- MATERIAL PROVIDED:
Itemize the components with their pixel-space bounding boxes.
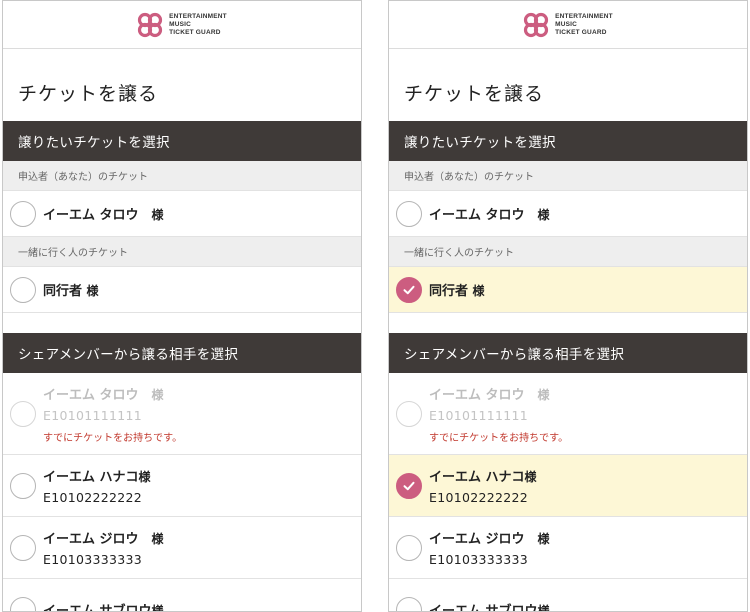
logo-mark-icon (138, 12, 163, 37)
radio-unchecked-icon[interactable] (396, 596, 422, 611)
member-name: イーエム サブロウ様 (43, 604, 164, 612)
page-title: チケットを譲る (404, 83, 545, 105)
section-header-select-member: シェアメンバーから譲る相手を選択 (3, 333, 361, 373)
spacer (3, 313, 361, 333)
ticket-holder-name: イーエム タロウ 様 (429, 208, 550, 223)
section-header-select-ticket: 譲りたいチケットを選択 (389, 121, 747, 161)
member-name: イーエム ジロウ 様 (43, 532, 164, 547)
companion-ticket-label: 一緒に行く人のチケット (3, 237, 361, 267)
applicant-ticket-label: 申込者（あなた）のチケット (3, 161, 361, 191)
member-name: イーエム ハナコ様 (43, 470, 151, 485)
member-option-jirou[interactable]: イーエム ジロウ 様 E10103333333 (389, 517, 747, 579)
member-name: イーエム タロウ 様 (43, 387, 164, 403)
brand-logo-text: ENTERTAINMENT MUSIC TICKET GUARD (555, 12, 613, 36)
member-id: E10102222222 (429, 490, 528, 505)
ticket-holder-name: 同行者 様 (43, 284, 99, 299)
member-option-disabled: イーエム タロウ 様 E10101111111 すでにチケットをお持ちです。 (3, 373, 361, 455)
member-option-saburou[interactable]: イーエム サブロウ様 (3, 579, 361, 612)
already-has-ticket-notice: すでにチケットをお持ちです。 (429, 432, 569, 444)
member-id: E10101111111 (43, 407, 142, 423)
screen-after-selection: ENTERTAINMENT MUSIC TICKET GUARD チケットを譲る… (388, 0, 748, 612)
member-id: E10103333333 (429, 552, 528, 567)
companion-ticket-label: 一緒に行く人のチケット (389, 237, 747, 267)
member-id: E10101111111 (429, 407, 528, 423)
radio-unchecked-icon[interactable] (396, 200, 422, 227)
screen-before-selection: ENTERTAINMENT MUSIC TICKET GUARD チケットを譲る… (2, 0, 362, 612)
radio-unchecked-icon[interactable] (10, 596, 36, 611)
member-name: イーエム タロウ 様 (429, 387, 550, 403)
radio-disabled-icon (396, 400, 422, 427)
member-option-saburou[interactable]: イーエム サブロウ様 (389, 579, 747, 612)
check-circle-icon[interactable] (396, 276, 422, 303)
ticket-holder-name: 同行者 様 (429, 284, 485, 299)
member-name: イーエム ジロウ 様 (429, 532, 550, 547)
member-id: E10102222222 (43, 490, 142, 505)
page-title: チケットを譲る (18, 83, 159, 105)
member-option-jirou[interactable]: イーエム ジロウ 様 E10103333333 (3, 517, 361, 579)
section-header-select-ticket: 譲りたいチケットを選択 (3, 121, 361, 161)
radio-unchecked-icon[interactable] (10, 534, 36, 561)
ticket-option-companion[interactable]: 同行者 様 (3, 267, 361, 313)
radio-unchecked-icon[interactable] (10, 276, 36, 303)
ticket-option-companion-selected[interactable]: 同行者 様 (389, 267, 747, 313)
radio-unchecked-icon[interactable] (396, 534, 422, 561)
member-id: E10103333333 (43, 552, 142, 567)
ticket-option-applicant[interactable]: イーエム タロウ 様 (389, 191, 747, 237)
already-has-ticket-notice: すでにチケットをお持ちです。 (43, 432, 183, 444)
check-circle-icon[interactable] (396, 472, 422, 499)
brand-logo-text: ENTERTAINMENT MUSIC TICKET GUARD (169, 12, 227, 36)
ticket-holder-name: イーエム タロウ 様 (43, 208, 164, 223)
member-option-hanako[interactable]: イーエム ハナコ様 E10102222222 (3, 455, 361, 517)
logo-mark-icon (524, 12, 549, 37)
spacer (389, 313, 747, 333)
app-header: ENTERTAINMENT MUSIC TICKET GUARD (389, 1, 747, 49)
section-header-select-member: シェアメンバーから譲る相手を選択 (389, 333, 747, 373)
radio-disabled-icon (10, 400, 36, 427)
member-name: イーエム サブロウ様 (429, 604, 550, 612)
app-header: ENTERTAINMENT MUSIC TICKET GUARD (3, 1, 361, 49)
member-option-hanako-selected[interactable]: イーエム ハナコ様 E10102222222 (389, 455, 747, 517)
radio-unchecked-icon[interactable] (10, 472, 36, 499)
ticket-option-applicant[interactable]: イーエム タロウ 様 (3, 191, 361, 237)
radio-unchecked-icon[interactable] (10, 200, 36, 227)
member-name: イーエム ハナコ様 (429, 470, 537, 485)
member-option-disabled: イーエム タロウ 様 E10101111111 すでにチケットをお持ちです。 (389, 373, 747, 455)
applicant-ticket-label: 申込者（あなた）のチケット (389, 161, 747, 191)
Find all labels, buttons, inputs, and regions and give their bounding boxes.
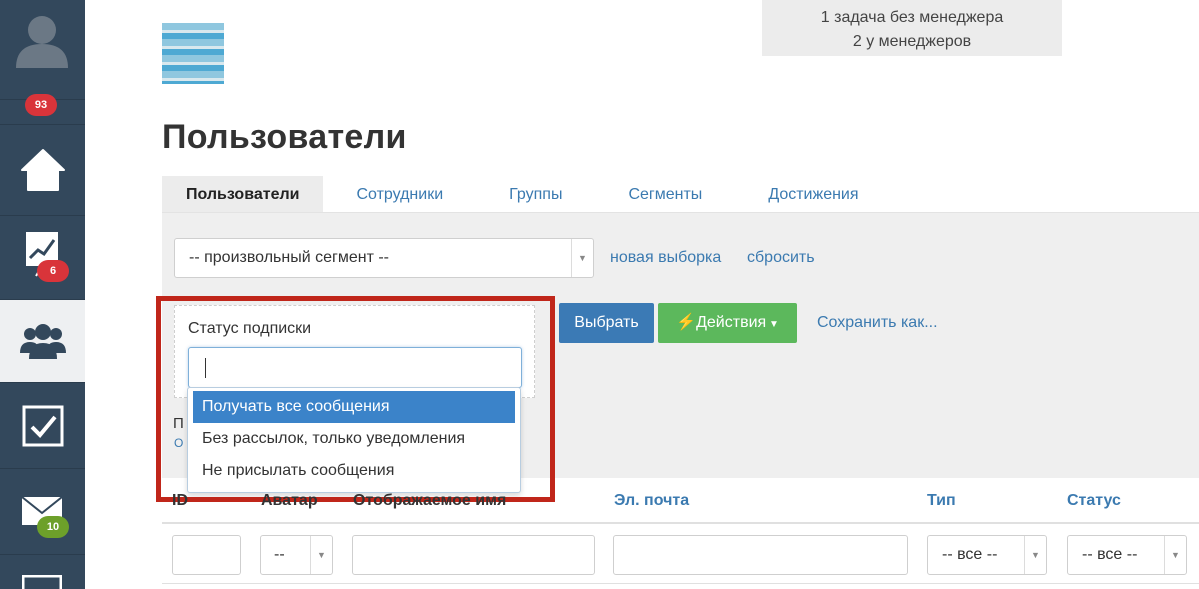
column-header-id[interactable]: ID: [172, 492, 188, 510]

- GIVEN TASK:
Copy every one of the rows above word for word, leaving out the pictures.

- ANSWER FOR THE TASK:
Itemize the components with their pixel-space bounding boxes.
logo-mark-icon (138, 12, 163, 37)
radio-unchecked-icon[interactable] (396, 596, 422, 611)
member-name: イーエム サブロウ様 (43, 604, 164, 612)
page-title: チケットを譲る (404, 83, 545, 105)
section-header-select-member: シェアメンバーから譲る相手を選択 (3, 333, 361, 373)
spacer (3, 313, 361, 333)
ticket-holder-name: イーエム タロウ 様 (429, 208, 550, 223)
section-header-select-ticket: 譲りたいチケットを選択 (389, 121, 747, 161)
member-name: イーエム ジロウ 様 (43, 532, 164, 547)
companion-ticket-label: 一緒に行く人のチケット (3, 237, 361, 267)
applicant-ticket-label: 申込者（あなた）のチケット (3, 161, 361, 191)
member-name: イーエム ハナコ様 (43, 470, 151, 485)
member-option-jirou[interactable]: イーエム ジロウ 様 E10103333333 (389, 517, 747, 579)
member-name: イーエム タロウ 様 (43, 387, 164, 403)
brand-logo-text: ENTERTAINMENT MUSIC TICKET GUARD (555, 12, 613, 36)
member-id: E10102222222 (429, 490, 528, 505)
ticket-holder-name: 同行者 様 (43, 284, 99, 299)
member-option-disabled: イーエム タロウ 様 E10101111111 すでにチケットをお持ちです。 (3, 373, 361, 455)
member-option-saburou[interactable]: イーエム サブロウ様 (3, 579, 361, 612)
already-has-ticket-notice: すでにチケットをお持ちです。 (429, 432, 569, 444)
member-id: E10101111111 (43, 407, 142, 423)
screen-after-selection: ENTERTAINMENT MUSIC TICKET GUARD チケットを譲る… (388, 0, 748, 612)
member-id: E10103333333 (429, 552, 528, 567)
companion-ticket-label: 一緒に行く人のチケット (389, 237, 747, 267)
member-id: E10101111111 (429, 407, 528, 423)
radio-unchecked-icon[interactable] (396, 200, 422, 227)
screen-before-selection: ENTERTAINMENT MUSIC TICKET GUARD チケットを譲る… (2, 0, 362, 612)
radio-unchecked-icon[interactable] (10, 596, 36, 611)
member-name: イーエム タロウ 様 (429, 387, 550, 403)
radio-disabled-icon (396, 400, 422, 427)
member-option-saburou[interactable]: イーエム サブロウ様 (389, 579, 747, 612)
check-circle-icon[interactable] (396, 276, 422, 303)
ticket-holder-name: 同行者 様 (429, 284, 485, 299)
member-name: イーエム ジロウ 様 (429, 532, 550, 547)
member-id: E10102222222 (43, 490, 142, 505)
page-title: チケットを譲る (18, 83, 159, 105)
member-option-jirou[interactable]: イーエム ジロウ 様 E10103333333 (3, 517, 361, 579)
section-header-select-ticket: 譲りたいチケットを選択 (3, 121, 361, 161)
radio-unchecked-icon[interactable] (10, 534, 36, 561)
ticket-option-companion[interactable]: 同行者 様 (3, 267, 361, 313)
radio-unchecked-icon[interactable] (10, 276, 36, 303)
ticket-option-companion-selected[interactable]: 同行者 様 (389, 267, 747, 313)
radio-unchecked-icon[interactable] (396, 534, 422, 561)
member-id: E10103333333 (43, 552, 142, 567)
ticket-option-applicant[interactable]: イーエム タロウ 様 (389, 191, 747, 237)
already-has-ticket-notice: すでにチケットをお持ちです。 (43, 432, 183, 444)
check-circle-icon[interactable] (396, 472, 422, 499)
brand-logo-text: ENTERTAINMENT MUSIC TICKET GUARD (169, 12, 227, 36)
ticket-holder-name: イーエム タロウ 様 (43, 208, 164, 223)
member-option-hanako[interactable]: イーエム ハナコ様 E10102222222 (3, 455, 361, 517)
logo-mark-icon (524, 12, 549, 37)
spacer (389, 313, 747, 333)
app-header: ENTERTAINMENT MUSIC TICKET GUARD (389, 1, 747, 49)
section-header-select-member: シェアメンバーから譲る相手を選択 (389, 333, 747, 373)
radio-disabled-icon (10, 400, 36, 427)
member-name: イーエム サブロウ様 (429, 604, 550, 612)
app-header: ENTERTAINMENT MUSIC TICKET GUARD (3, 1, 361, 49)
member-option-hanako-selected[interactable]: イーエム ハナコ様 E10102222222 (389, 455, 747, 517)
radio-unchecked-icon[interactable] (10, 472, 36, 499)
ticket-option-applicant[interactable]: イーエム タロウ 様 (3, 191, 361, 237)
radio-unchecked-icon[interactable] (10, 200, 36, 227)
member-name: イーエム ハナコ様 (429, 470, 537, 485)
member-option-disabled: イーエム タロウ 様 E10101111111 すでにチケットをお持ちです。 (389, 373, 747, 455)
applicant-ticket-label: 申込者（あなた）のチケット (389, 161, 747, 191)
Find all labels, buttons, inputs, and regions and give their bounding boxes.
column-header-id[interactable]: ID: [172, 492, 188, 510]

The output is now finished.